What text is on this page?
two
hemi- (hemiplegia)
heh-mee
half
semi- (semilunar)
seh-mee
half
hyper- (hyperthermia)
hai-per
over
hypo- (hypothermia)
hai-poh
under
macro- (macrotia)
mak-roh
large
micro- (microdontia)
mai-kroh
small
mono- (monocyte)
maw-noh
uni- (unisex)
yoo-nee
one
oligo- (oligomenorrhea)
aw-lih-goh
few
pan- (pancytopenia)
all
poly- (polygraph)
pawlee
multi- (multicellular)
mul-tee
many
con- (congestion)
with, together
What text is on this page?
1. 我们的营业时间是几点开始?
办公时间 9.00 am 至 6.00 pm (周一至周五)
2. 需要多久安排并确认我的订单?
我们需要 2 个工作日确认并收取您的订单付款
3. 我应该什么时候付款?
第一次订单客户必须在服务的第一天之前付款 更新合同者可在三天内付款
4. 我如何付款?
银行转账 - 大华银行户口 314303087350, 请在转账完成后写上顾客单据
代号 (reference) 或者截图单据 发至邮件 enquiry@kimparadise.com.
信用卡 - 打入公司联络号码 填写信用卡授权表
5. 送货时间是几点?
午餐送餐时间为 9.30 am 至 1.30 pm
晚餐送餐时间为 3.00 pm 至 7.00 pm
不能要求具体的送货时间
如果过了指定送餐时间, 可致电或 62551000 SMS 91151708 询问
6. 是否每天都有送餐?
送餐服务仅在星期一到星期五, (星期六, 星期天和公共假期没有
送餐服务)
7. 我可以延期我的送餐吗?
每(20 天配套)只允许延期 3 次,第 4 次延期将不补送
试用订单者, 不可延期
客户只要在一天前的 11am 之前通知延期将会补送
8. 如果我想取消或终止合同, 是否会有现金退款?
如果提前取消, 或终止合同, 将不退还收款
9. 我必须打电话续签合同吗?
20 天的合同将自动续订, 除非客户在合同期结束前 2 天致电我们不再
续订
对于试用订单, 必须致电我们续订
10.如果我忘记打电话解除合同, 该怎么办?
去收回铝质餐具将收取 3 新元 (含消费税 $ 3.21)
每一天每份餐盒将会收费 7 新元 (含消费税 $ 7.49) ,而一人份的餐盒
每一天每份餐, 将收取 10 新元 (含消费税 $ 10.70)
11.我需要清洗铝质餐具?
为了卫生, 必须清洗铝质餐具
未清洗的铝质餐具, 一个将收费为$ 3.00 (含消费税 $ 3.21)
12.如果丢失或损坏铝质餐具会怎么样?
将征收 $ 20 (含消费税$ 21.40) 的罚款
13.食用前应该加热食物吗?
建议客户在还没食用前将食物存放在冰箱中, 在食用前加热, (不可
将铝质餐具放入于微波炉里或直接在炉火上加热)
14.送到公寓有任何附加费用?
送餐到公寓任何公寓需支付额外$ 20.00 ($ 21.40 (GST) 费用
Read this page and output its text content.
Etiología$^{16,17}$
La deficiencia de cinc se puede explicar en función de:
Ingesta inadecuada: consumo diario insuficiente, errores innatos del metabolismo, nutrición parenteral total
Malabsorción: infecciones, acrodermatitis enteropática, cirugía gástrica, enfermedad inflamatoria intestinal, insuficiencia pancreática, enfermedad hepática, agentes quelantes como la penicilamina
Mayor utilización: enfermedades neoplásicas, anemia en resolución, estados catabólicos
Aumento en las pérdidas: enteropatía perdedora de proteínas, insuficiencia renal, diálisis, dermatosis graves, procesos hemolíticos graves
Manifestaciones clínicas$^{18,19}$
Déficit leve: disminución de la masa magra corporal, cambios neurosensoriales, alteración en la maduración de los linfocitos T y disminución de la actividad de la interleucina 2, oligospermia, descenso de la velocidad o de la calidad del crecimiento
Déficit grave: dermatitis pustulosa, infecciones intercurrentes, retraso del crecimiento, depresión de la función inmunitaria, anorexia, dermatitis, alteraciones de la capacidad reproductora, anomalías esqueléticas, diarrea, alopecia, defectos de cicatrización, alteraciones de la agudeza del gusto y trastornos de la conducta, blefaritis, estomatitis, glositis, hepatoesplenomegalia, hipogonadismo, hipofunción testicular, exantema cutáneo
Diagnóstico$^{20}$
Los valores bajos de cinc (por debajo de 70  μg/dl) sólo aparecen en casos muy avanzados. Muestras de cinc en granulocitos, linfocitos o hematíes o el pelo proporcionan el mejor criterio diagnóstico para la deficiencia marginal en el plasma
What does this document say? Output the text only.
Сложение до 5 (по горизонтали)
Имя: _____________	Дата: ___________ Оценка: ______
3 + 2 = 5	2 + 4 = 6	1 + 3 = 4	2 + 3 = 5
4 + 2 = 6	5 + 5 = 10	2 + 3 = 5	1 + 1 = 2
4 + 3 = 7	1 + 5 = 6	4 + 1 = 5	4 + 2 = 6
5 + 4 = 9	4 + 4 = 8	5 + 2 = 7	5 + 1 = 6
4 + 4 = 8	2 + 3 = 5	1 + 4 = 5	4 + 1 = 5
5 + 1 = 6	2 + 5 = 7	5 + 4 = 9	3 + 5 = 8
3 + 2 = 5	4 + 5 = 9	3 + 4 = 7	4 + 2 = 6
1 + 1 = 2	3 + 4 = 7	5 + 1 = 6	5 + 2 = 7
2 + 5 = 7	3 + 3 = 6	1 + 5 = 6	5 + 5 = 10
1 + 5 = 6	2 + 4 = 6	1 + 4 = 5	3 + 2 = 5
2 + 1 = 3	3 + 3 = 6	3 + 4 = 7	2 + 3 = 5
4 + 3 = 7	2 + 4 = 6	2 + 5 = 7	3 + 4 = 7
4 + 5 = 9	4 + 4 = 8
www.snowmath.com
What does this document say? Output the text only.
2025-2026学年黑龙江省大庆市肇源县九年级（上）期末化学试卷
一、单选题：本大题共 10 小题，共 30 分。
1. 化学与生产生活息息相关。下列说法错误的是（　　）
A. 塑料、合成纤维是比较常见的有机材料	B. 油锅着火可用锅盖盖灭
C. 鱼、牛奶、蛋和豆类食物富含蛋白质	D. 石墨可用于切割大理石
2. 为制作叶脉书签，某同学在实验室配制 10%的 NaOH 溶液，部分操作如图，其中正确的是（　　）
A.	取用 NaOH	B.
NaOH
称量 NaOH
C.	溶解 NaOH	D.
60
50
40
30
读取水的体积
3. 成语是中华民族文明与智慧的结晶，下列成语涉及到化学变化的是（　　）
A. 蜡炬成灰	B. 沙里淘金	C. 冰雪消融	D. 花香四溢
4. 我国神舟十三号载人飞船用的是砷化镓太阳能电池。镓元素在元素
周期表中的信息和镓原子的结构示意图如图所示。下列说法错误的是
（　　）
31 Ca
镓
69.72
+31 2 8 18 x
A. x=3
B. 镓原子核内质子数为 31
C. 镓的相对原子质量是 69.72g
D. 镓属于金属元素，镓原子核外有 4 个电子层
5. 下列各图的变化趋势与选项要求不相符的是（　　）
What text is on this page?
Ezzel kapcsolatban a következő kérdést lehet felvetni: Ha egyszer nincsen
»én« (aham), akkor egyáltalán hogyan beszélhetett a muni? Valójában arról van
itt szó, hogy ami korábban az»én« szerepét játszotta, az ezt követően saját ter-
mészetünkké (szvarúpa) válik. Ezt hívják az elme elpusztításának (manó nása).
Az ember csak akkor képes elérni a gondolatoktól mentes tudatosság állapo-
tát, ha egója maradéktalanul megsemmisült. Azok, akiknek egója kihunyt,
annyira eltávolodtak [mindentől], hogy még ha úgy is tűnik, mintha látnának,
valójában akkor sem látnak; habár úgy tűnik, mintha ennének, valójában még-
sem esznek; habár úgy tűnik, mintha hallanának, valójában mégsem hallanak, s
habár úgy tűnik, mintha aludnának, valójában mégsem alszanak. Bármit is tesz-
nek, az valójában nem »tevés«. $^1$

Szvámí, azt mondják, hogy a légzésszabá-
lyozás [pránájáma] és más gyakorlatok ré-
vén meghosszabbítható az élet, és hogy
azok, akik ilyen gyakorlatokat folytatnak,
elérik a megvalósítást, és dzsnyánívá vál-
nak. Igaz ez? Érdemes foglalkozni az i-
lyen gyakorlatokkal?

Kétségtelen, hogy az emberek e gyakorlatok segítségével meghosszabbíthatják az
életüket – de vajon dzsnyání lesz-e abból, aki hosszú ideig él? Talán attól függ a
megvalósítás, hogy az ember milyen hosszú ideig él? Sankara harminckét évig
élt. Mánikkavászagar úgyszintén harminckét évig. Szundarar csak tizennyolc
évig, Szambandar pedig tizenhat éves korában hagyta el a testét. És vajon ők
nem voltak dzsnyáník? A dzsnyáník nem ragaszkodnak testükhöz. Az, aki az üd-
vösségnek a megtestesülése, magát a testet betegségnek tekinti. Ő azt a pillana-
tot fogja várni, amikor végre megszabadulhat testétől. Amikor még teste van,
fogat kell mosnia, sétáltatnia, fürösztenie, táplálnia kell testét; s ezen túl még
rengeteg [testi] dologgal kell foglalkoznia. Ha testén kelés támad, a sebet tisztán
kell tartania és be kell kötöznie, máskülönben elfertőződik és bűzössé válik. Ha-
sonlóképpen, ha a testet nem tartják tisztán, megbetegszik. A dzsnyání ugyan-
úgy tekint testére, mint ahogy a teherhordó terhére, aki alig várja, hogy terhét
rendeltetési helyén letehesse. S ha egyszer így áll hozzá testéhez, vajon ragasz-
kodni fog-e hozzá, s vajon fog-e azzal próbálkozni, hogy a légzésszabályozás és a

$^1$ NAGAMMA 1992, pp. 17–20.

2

WHAT THE EXERCISE ASKS:
Select all lines in the listing that include the word "infecciones".

FINISHED ANSWER:
Malabsorción: infecciones, acrodermatitis enteropática, cirugía gástrica, enfermedad inflamatoria intestinal, insuficiencia pancreática, enfermedad hepática, agentes quelantes como la penicilamina
Déficit grave: dermatitis pustulosa, infecciones intercurrentes, retraso del crecimiento, depresión de la función inmunitaria, anorexia, dermatitis, alteraciones de la capacidad reproductora, anomalías esqueléticas, diarrea, alopecia, defectos de cicatrización, alteraciones de la agudeza del gusto y trastornos de la conducta, blefaritis, estomatitis, glositis, hepatoesplenomegalia, hipogonadismo, hipofunción testicular, exantema cutáneo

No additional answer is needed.